→ **Written request**
Where a line holds the string "selected", return that line.
▬▬▬▬▬▬
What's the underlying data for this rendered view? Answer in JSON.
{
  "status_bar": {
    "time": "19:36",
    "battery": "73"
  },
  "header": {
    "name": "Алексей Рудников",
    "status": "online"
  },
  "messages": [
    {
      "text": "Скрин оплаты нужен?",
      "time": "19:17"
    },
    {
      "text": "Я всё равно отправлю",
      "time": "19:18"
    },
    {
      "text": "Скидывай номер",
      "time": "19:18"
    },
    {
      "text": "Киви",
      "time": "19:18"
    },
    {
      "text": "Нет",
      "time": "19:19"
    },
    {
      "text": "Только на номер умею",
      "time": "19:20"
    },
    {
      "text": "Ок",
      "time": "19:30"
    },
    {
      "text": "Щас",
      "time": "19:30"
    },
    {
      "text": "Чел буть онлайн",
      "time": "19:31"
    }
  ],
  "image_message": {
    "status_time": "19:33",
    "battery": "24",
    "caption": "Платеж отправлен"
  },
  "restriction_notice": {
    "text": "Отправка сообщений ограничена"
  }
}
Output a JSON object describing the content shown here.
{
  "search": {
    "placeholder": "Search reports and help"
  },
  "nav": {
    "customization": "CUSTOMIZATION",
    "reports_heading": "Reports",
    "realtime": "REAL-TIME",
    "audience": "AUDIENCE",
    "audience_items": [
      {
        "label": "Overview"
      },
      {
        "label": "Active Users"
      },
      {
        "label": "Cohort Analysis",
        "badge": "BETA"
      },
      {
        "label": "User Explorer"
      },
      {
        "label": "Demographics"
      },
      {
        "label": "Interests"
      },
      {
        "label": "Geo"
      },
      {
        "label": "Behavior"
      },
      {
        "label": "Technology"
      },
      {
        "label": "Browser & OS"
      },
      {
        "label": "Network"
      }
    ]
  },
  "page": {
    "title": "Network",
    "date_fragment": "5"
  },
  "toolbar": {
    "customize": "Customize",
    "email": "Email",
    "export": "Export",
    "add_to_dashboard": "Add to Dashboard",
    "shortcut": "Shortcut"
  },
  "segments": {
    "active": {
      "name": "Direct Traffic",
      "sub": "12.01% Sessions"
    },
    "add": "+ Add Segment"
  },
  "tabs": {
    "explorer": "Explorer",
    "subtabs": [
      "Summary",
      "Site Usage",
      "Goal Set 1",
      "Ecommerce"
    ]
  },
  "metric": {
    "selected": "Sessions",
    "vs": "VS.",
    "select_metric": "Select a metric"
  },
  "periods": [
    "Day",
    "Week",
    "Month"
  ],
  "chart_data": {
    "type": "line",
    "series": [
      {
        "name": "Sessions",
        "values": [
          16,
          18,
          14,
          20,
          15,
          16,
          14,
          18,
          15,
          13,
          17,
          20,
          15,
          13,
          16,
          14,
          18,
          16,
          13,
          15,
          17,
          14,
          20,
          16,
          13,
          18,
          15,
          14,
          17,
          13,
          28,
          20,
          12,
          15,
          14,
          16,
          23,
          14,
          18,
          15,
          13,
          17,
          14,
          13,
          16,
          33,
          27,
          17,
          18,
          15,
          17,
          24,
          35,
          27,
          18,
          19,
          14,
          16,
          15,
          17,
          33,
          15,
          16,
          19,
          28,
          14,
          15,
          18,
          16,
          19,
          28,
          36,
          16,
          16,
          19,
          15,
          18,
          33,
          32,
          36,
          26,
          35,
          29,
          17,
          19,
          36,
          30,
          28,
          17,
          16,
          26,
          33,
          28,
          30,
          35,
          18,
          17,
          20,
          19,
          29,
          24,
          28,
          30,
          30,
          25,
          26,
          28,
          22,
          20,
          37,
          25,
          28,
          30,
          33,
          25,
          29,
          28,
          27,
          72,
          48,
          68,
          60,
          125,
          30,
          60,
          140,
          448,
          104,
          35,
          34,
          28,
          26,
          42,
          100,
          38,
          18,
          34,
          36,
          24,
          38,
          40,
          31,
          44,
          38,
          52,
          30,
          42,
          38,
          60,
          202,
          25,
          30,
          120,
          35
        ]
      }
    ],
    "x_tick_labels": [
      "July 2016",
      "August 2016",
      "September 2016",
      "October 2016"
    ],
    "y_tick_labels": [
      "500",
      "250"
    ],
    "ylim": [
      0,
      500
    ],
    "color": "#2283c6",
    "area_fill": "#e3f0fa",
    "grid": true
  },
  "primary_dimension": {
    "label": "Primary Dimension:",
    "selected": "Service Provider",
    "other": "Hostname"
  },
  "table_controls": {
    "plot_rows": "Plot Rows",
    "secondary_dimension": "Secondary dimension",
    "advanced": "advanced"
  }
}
▬▬▬▬▬▬
→ **Task solution**
    "selected": "Sessions",
    "selected": "Service Provider",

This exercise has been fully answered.